### PROVIDED RECORDS
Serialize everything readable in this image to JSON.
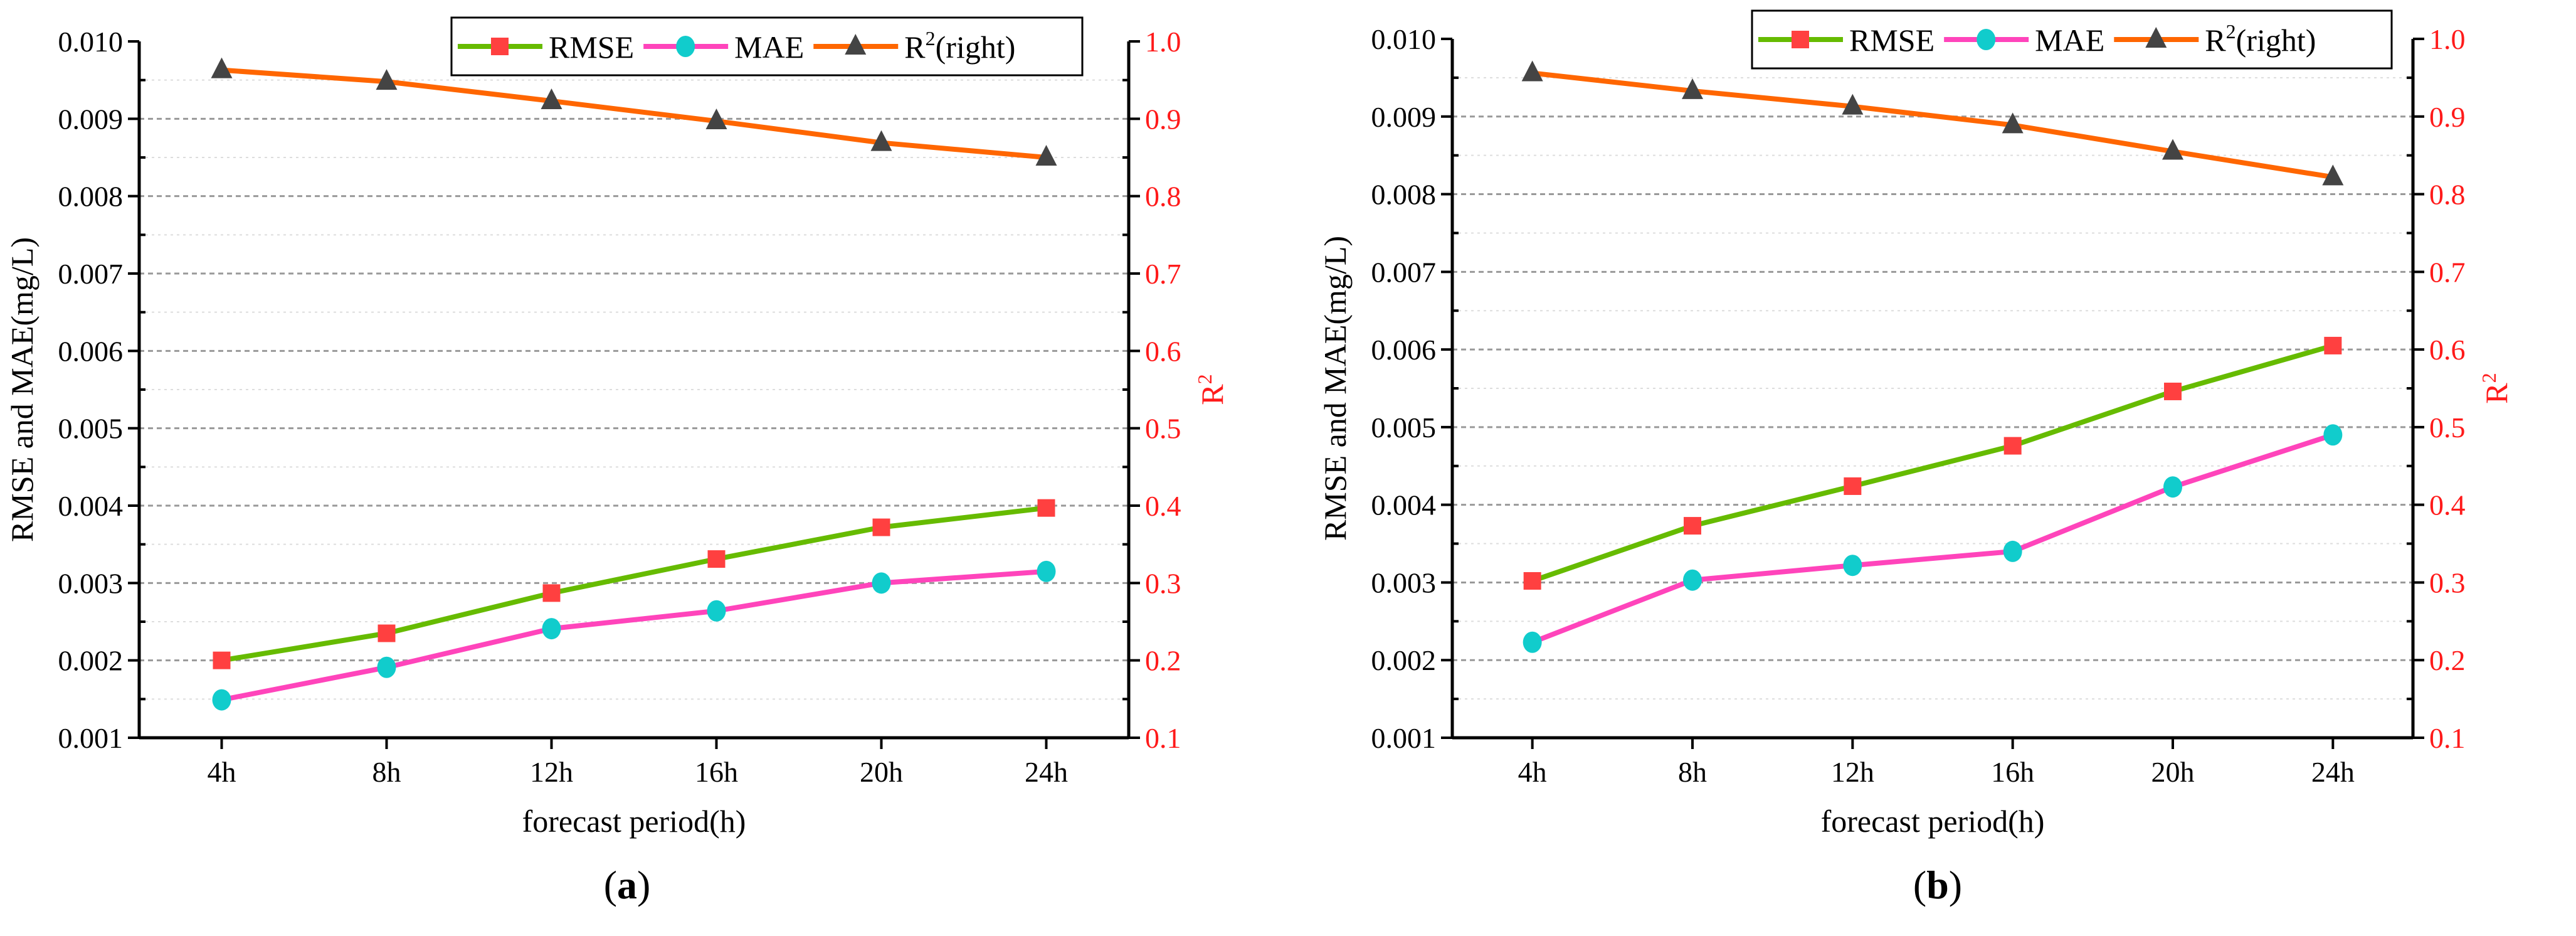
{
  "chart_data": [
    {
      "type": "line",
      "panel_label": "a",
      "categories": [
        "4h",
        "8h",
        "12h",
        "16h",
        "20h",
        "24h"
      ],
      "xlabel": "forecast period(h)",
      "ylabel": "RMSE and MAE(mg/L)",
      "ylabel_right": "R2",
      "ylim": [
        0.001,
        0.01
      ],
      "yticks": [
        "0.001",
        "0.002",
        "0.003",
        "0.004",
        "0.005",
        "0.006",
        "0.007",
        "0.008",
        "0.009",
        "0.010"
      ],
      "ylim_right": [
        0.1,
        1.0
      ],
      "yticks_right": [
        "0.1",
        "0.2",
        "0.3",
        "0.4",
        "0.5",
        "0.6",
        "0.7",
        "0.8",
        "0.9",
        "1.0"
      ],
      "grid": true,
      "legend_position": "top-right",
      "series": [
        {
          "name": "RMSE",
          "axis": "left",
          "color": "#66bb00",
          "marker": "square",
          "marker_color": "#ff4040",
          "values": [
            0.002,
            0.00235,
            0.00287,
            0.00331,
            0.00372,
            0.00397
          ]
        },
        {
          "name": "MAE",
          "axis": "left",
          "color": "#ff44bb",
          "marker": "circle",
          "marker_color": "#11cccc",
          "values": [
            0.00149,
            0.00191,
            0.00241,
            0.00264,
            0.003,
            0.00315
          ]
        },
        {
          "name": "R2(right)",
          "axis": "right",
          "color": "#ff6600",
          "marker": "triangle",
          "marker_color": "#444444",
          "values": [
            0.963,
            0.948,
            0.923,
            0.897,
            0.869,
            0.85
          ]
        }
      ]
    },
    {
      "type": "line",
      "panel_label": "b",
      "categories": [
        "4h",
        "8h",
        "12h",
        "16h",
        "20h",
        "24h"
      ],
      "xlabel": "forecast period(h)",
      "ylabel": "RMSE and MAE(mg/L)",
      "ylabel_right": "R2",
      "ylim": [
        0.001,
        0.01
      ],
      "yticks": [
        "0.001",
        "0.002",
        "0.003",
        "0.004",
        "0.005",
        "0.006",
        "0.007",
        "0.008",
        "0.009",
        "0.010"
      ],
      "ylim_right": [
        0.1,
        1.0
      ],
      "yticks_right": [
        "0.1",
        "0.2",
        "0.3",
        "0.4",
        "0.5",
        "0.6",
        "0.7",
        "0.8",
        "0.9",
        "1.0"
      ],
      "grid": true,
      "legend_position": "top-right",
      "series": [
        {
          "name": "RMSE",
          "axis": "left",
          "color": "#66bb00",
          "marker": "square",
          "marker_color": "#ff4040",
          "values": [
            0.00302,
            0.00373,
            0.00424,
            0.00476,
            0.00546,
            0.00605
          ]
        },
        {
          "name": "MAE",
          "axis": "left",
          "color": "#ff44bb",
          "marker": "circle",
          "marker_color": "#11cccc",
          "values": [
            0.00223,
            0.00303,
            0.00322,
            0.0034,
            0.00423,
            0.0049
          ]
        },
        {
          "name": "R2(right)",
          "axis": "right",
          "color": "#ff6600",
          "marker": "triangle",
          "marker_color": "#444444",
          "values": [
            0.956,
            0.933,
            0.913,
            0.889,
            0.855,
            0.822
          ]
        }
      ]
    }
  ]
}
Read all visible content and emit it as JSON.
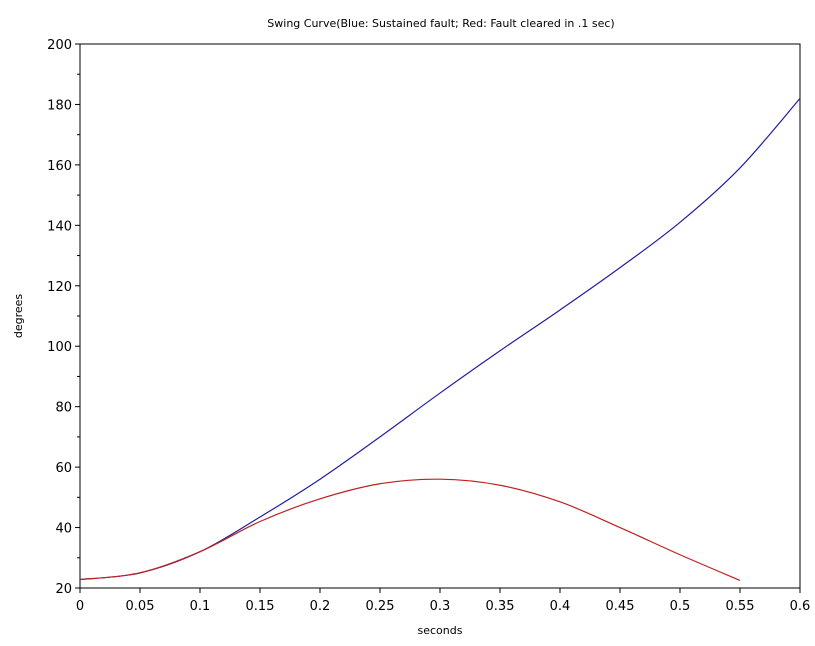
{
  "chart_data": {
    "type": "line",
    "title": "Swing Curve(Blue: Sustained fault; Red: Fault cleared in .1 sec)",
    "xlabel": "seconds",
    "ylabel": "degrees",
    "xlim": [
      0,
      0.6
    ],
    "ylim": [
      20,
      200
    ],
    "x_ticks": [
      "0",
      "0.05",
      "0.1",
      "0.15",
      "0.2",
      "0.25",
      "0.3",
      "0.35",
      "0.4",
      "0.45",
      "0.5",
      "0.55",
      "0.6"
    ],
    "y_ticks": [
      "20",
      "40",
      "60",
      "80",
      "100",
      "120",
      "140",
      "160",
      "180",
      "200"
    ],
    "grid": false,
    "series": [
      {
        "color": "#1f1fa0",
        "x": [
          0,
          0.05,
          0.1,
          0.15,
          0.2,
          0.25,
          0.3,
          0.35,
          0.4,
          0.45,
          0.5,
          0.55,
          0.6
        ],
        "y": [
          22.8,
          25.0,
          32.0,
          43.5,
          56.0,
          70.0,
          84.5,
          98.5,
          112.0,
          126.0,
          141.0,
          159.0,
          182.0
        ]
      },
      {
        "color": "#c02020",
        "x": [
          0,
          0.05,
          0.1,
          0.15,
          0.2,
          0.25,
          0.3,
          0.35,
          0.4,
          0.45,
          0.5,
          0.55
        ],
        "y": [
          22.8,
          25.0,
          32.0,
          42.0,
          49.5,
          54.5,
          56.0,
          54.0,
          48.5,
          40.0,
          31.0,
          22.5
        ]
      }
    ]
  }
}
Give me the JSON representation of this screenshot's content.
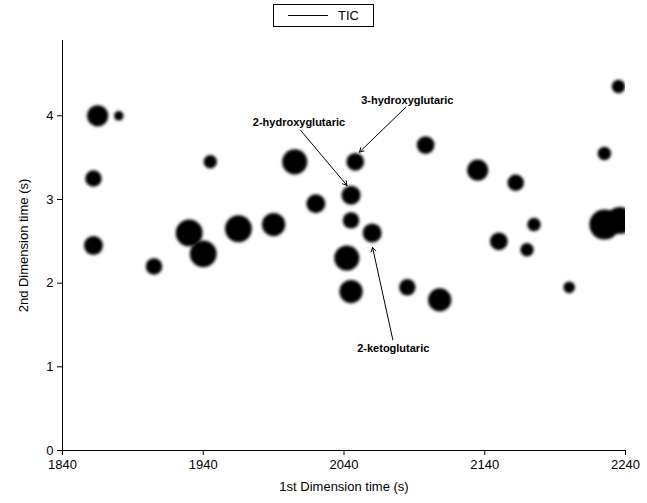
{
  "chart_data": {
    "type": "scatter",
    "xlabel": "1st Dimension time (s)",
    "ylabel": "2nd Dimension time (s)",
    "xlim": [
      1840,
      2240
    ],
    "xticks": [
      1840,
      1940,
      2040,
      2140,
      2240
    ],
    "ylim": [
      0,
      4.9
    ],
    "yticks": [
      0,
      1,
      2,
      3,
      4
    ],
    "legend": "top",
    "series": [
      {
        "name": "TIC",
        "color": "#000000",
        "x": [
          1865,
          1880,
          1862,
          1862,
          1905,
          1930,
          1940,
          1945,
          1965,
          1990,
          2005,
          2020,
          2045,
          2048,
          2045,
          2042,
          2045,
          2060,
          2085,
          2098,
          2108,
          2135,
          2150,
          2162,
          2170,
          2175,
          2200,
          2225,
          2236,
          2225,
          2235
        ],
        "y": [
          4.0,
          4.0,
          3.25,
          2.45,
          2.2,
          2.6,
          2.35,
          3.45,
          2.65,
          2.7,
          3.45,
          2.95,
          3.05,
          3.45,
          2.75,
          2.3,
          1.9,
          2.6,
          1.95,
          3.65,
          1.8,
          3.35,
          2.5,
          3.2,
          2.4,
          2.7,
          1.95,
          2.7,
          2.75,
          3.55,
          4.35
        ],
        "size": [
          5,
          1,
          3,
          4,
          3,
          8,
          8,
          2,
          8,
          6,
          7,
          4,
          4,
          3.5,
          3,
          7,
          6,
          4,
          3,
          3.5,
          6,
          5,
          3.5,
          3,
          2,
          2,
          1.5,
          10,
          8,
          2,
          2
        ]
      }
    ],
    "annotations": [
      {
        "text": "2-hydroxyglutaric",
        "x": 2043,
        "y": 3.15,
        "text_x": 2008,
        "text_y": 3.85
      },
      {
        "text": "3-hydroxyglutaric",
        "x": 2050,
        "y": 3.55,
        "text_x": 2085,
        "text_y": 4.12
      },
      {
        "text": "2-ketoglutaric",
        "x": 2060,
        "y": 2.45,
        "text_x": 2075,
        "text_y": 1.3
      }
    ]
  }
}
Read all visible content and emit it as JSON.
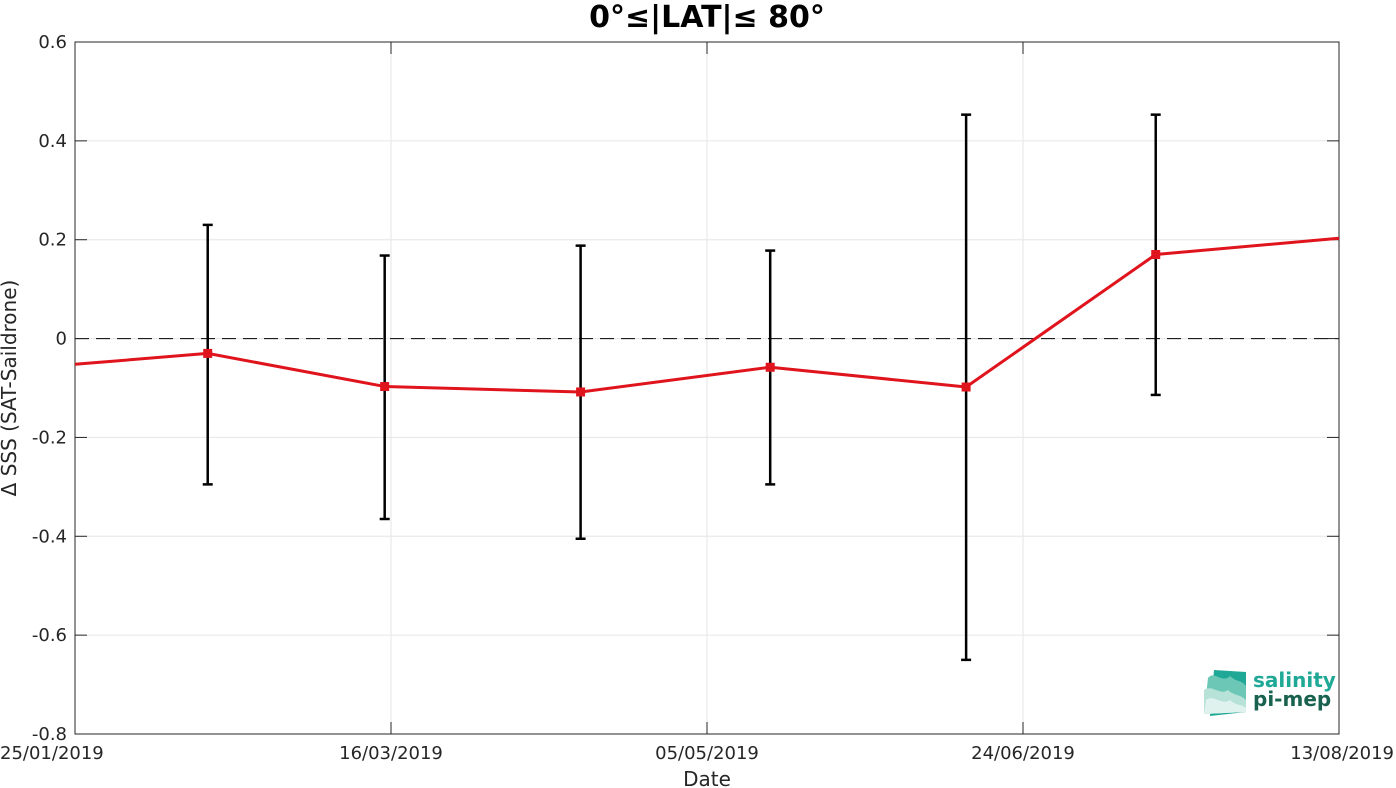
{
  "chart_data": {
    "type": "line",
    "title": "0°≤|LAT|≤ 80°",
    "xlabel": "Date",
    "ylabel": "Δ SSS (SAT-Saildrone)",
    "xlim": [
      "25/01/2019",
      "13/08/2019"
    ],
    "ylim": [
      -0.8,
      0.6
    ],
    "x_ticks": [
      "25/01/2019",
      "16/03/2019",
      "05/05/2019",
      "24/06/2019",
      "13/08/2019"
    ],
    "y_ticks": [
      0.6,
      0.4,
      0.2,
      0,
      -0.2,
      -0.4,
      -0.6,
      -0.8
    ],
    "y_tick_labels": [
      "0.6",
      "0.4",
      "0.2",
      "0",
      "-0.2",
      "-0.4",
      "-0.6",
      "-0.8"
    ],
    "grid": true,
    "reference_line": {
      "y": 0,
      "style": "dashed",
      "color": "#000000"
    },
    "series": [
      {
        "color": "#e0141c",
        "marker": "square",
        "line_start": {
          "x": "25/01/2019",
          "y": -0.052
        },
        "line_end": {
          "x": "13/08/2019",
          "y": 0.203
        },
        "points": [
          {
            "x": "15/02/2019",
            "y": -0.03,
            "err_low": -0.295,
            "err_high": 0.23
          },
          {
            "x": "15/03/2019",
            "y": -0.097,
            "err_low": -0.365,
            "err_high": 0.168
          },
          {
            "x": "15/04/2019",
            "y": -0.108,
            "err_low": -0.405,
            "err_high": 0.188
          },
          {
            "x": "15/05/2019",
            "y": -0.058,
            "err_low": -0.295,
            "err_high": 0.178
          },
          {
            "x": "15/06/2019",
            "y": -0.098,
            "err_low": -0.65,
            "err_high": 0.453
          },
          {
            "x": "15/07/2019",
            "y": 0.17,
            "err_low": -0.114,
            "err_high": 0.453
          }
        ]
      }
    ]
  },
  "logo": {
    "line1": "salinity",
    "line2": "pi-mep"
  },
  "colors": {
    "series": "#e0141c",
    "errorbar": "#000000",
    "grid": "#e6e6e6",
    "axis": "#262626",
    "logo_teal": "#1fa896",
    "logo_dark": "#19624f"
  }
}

### DESCRIPTION OF THE TASK
Tally up the lines in the records containing the word "time", then give the count and nothing else.

### REPLY
2